- [Required work] Read the records below. Copy each line where the string "Website" occurs.
──────────
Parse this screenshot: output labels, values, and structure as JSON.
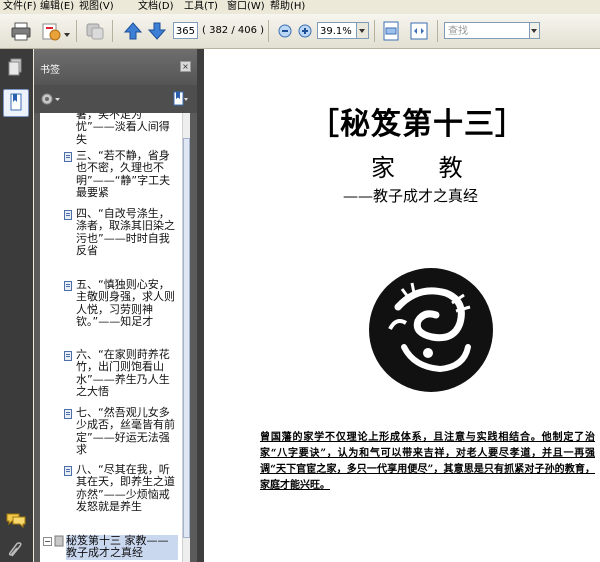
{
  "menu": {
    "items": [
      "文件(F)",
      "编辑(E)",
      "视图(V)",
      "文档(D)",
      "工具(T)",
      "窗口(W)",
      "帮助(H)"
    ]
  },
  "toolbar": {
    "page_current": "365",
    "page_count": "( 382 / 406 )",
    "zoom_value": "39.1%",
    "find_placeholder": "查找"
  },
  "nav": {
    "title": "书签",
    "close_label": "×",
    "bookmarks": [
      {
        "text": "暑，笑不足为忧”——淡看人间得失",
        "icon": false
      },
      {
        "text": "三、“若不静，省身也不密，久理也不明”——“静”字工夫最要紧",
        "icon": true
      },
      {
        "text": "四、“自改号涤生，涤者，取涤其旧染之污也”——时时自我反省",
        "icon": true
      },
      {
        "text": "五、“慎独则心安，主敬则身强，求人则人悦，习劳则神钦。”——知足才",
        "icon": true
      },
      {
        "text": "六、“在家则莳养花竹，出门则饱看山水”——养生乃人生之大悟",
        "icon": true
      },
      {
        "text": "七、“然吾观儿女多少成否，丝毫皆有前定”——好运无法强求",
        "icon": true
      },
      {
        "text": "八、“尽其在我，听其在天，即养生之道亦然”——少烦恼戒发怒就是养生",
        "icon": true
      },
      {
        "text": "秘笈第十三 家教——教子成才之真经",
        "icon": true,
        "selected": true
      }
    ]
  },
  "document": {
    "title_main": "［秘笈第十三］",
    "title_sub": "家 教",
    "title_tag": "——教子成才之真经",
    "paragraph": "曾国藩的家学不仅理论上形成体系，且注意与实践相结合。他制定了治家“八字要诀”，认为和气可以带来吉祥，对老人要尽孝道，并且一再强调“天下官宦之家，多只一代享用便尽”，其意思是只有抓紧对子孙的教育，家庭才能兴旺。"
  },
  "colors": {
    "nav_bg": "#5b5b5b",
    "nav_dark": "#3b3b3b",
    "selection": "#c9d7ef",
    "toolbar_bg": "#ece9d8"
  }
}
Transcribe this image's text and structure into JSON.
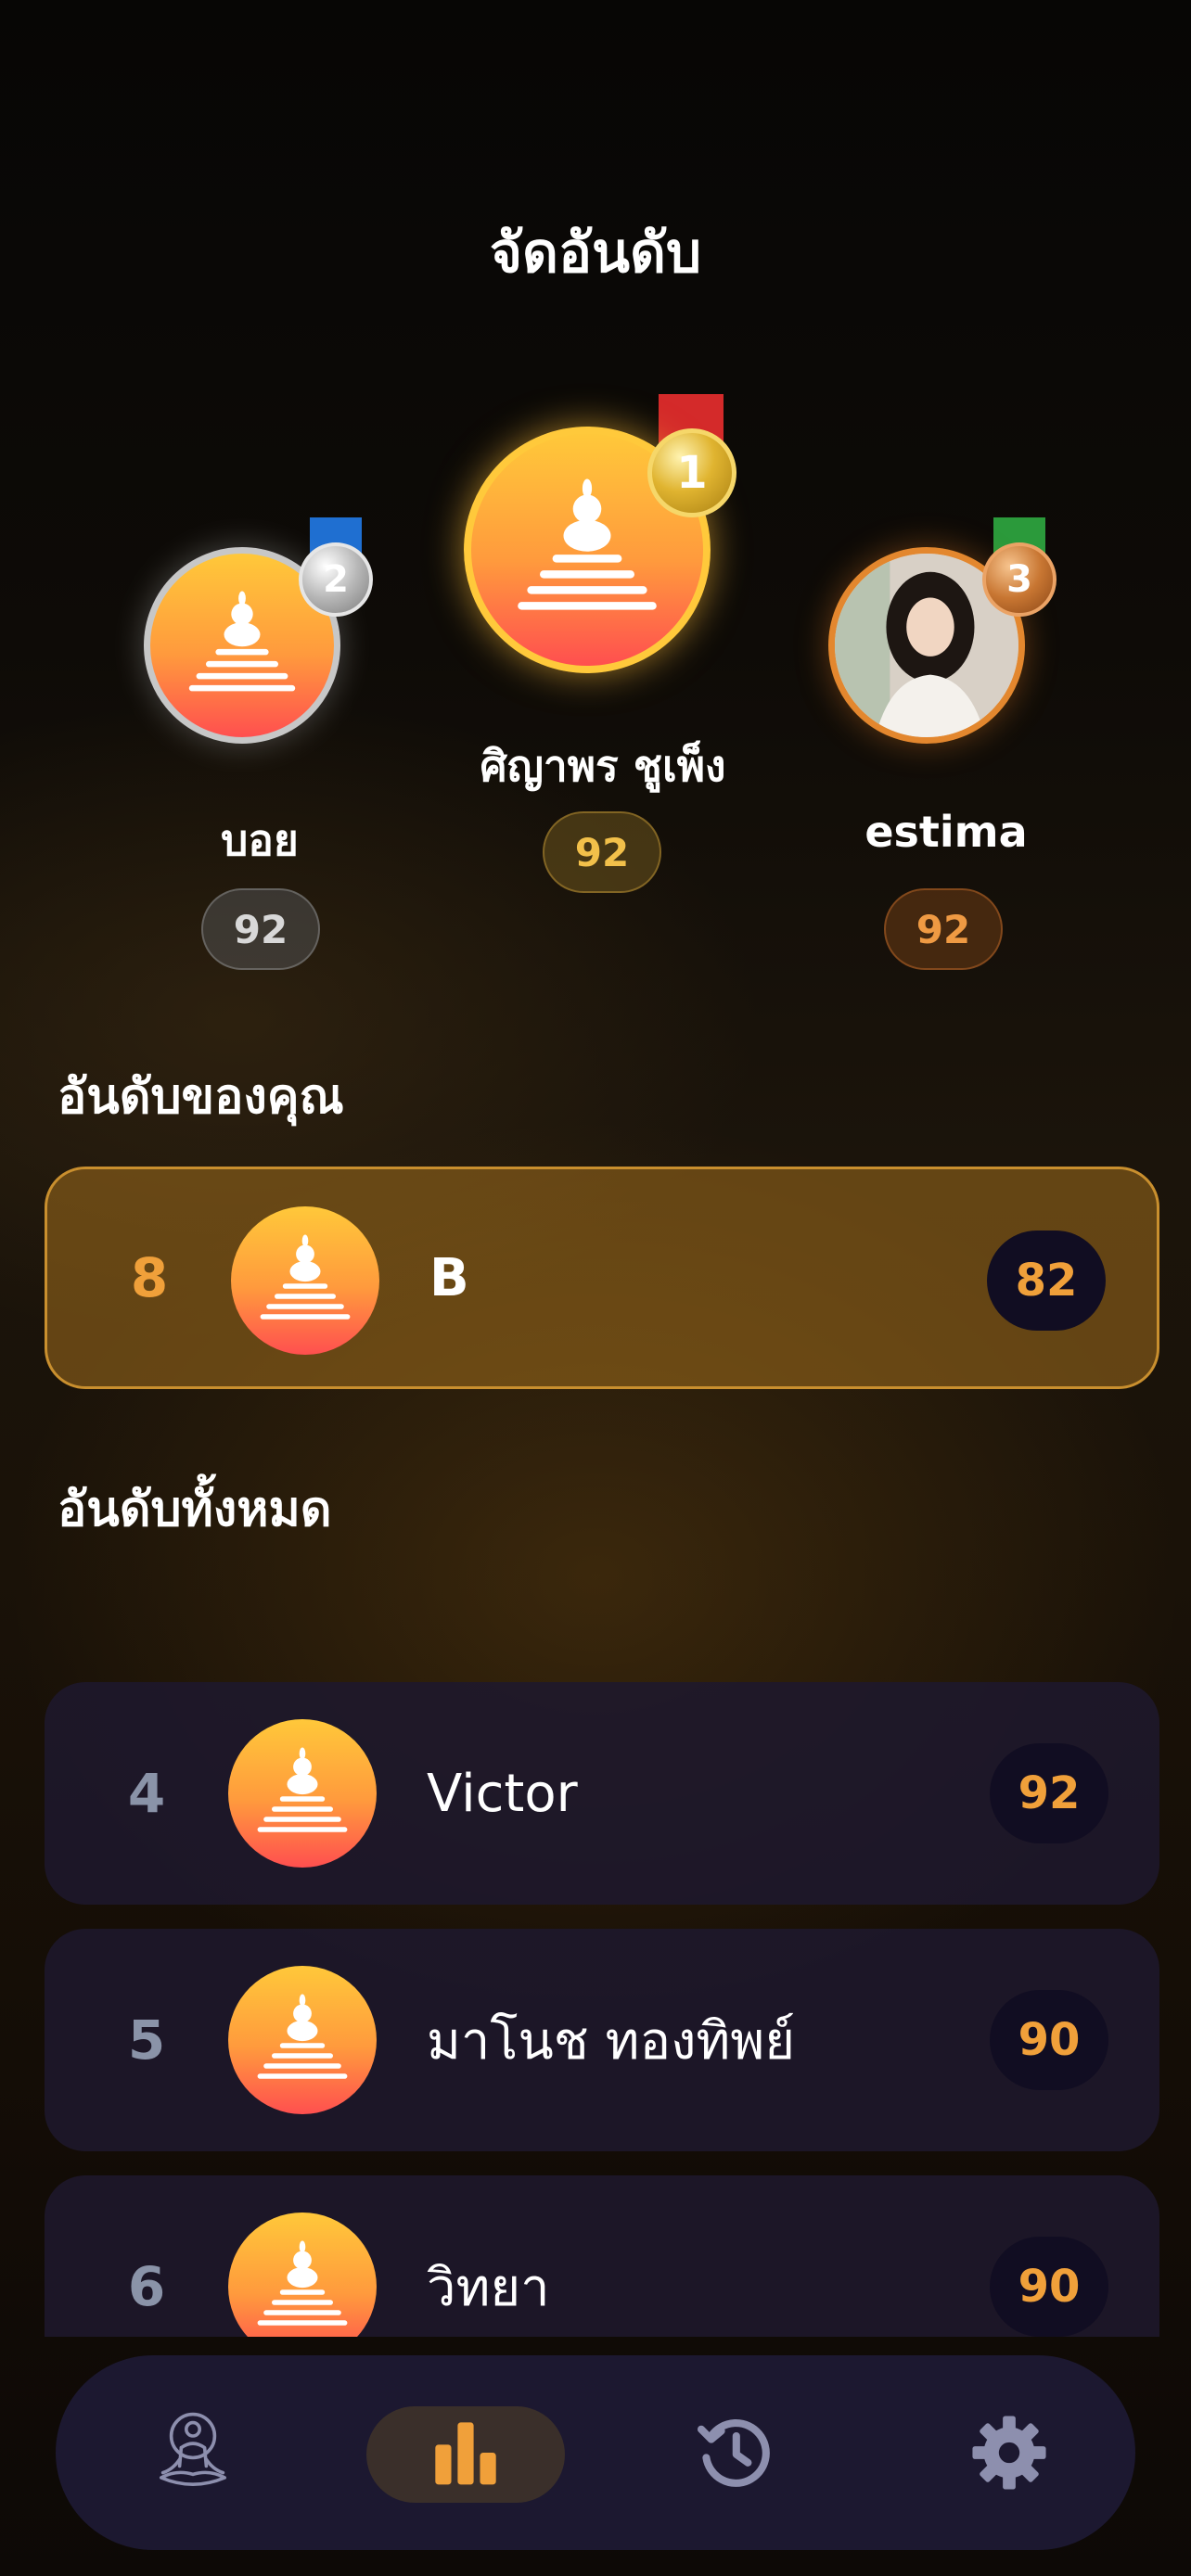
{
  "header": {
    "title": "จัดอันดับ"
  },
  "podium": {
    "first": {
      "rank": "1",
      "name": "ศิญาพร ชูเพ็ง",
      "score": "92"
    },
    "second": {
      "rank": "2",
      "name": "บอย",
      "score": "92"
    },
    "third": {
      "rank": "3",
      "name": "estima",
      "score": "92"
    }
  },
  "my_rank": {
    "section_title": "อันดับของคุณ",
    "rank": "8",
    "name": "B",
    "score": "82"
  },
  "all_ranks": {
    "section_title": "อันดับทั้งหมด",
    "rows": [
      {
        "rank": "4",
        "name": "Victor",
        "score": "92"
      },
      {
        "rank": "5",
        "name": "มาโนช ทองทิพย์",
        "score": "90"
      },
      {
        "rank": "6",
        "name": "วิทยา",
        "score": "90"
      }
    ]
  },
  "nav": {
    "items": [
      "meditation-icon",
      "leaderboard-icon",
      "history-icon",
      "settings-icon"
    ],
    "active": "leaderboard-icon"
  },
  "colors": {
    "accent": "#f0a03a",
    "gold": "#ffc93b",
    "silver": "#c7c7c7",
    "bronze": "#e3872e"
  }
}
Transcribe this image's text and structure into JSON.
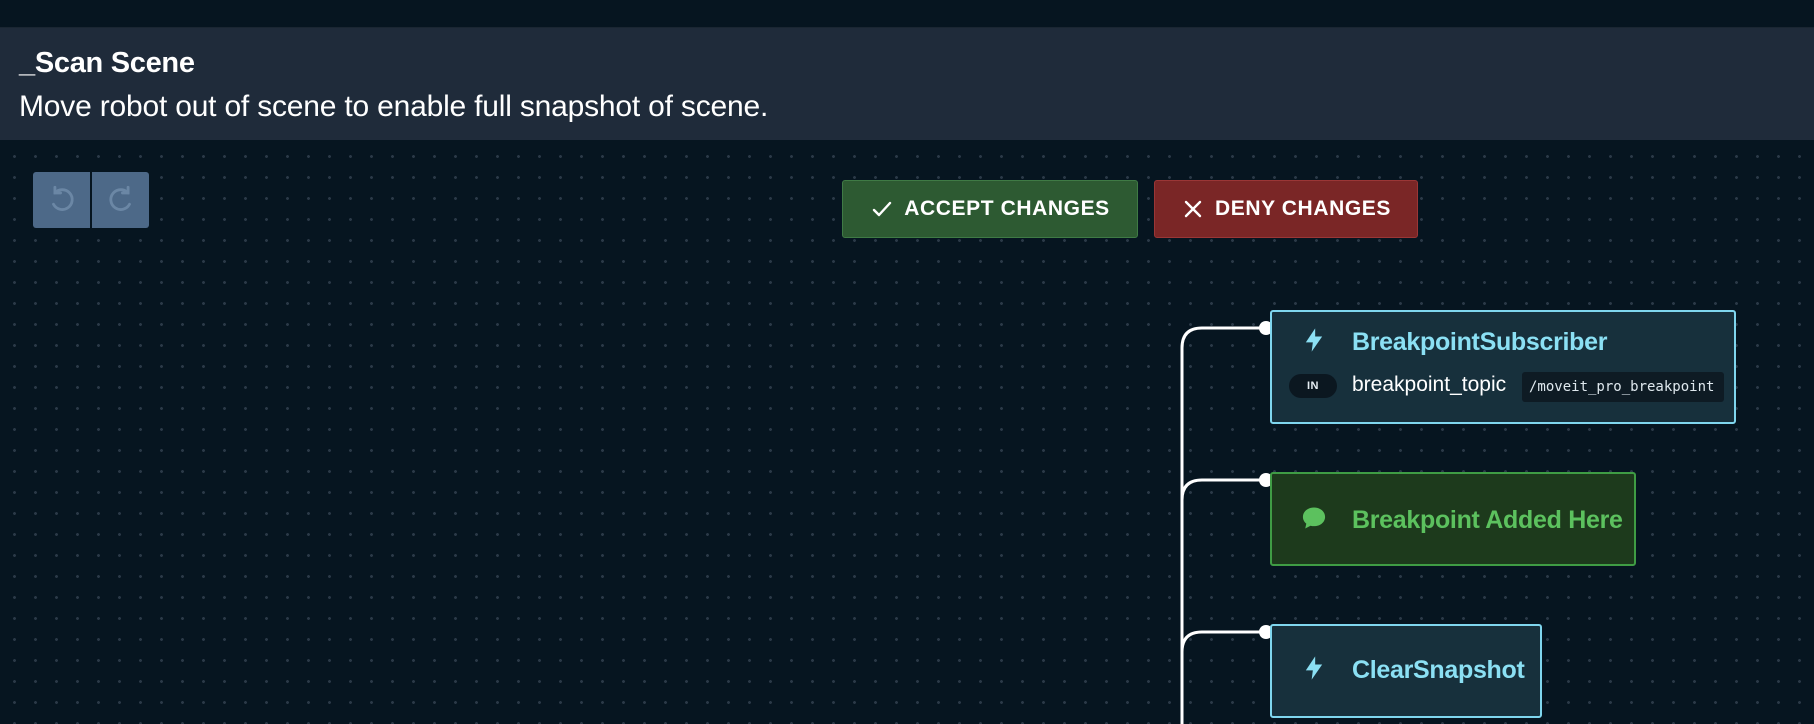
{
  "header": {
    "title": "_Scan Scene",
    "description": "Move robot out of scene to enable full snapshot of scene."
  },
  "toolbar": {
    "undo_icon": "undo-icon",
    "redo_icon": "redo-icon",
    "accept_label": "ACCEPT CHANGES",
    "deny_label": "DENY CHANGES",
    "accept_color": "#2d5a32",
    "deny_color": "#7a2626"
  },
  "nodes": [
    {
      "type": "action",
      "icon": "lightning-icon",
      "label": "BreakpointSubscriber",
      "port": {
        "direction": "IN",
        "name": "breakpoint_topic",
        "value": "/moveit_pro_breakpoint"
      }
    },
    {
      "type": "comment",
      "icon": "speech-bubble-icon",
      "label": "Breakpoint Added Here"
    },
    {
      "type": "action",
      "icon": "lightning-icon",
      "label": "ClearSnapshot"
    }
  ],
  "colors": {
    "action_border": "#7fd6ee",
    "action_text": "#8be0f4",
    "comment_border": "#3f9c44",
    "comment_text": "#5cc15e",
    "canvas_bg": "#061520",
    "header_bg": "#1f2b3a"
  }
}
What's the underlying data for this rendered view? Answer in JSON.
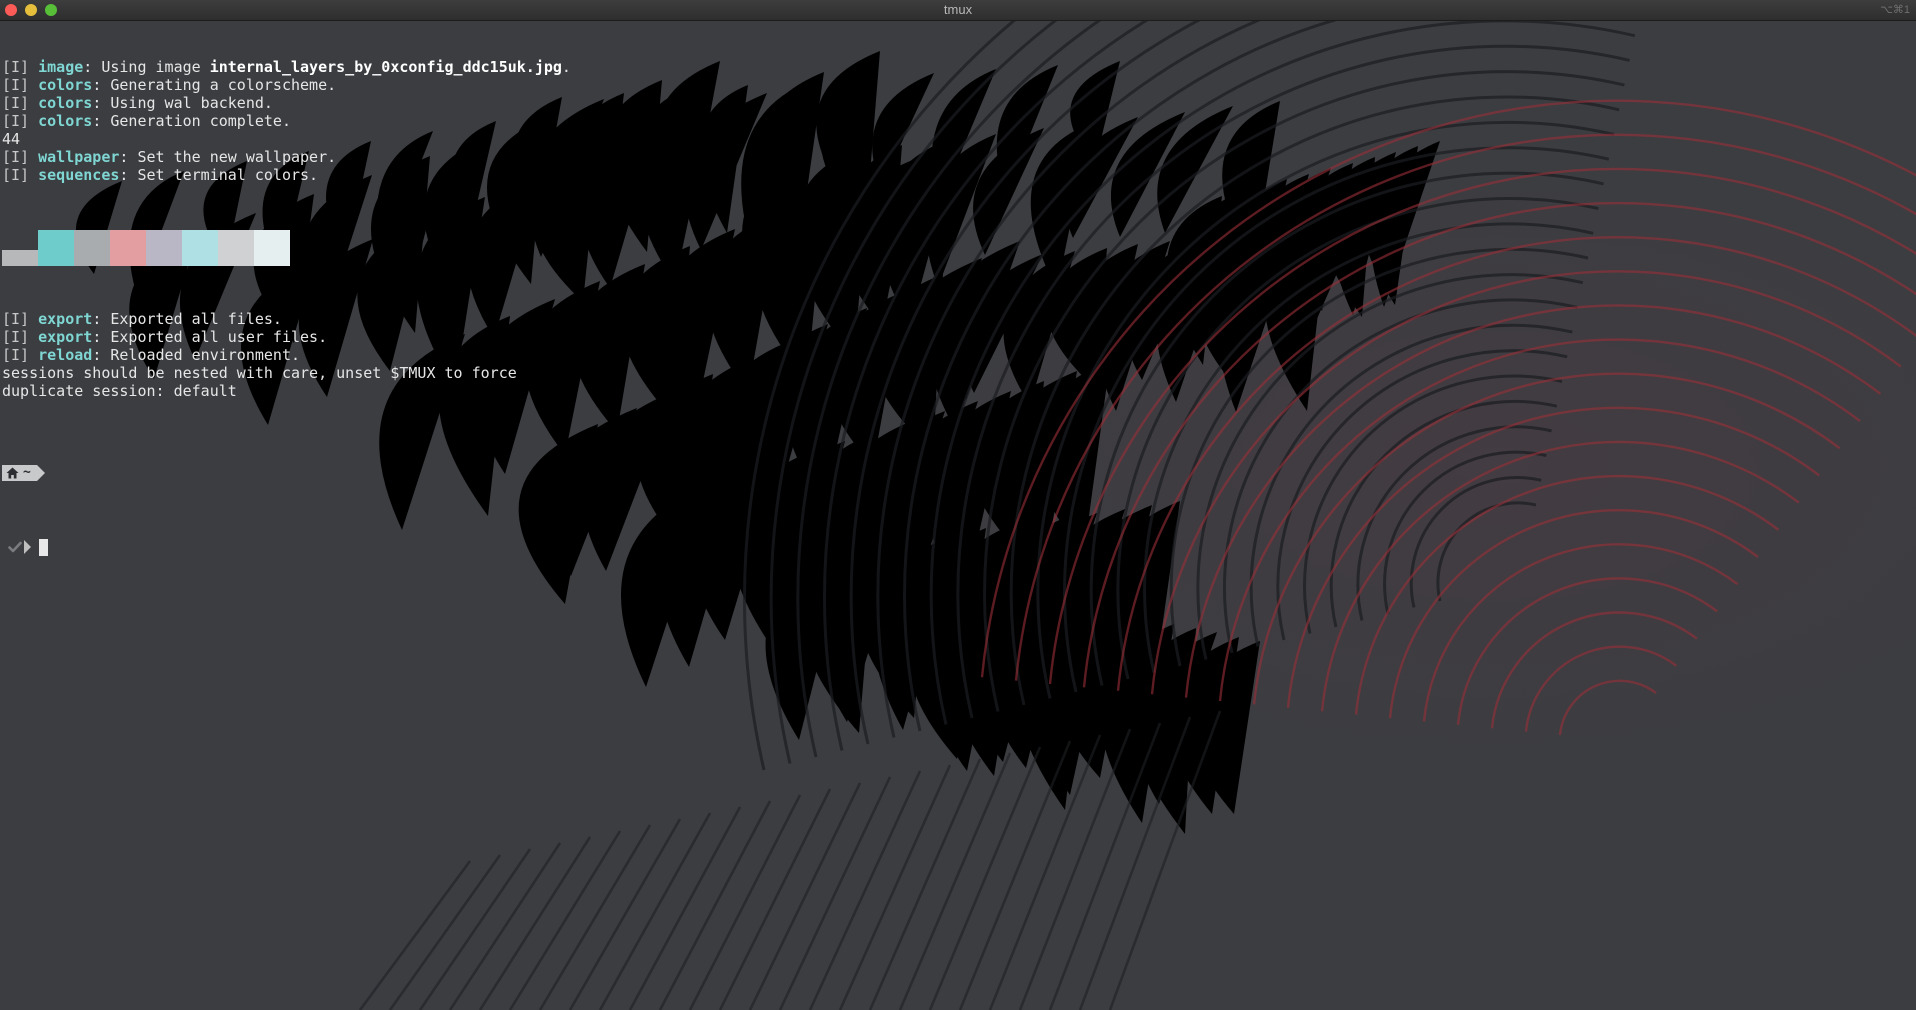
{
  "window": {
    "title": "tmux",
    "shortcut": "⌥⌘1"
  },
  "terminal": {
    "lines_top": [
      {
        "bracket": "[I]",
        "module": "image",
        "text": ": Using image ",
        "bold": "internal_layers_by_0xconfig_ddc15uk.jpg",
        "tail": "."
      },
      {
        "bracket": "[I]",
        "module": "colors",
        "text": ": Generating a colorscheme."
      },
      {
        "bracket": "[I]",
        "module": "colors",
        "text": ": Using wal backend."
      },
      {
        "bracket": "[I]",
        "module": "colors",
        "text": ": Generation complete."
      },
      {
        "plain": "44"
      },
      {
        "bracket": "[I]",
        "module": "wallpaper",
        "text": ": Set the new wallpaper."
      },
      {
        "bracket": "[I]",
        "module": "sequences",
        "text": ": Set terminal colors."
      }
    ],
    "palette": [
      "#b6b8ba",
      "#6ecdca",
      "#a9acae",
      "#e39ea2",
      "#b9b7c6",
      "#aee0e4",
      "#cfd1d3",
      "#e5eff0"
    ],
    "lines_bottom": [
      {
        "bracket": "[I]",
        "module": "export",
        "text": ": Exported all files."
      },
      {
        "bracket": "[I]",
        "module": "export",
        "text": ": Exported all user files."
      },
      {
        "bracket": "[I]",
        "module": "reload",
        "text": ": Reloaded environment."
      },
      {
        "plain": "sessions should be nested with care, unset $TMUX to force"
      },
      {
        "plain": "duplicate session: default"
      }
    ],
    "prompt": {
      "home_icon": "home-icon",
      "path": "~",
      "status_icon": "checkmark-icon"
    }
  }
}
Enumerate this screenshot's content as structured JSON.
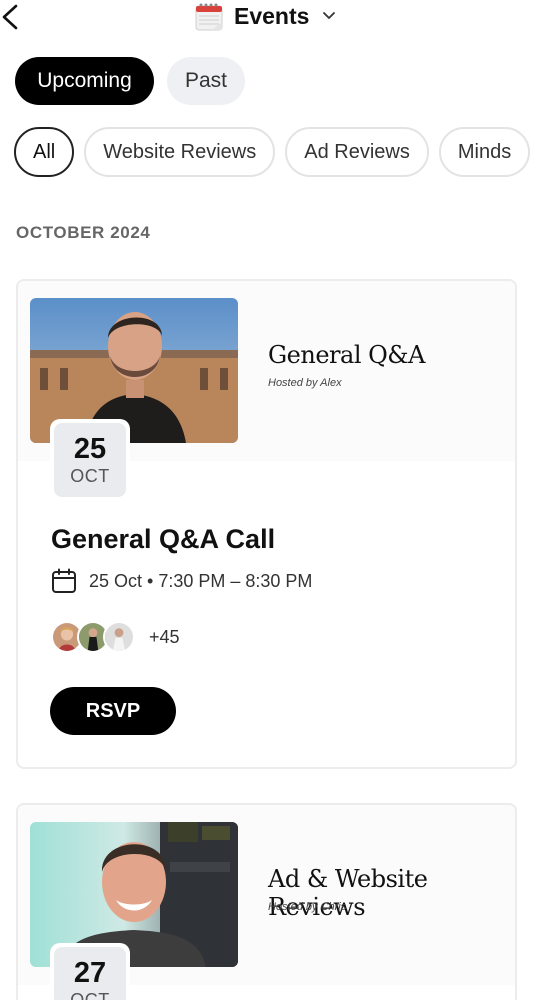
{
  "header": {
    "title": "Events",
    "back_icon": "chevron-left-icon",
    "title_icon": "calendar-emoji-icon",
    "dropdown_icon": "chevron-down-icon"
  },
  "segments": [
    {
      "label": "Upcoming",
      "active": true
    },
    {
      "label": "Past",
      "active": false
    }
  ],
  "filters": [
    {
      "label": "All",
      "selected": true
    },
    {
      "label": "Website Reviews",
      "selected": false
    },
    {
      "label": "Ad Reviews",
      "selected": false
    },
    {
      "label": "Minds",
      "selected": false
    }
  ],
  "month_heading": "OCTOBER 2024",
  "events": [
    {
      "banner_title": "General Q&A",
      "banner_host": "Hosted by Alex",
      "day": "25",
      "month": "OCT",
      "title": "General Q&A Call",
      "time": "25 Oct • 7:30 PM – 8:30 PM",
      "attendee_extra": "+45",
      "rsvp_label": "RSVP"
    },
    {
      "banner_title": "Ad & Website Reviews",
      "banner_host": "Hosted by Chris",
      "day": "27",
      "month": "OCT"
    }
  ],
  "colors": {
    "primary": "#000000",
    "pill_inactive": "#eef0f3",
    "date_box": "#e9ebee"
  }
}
──────────
- [Problem solution]
      "label": "Website Reviews",
      "banner_title": "Ad & Website Reviews",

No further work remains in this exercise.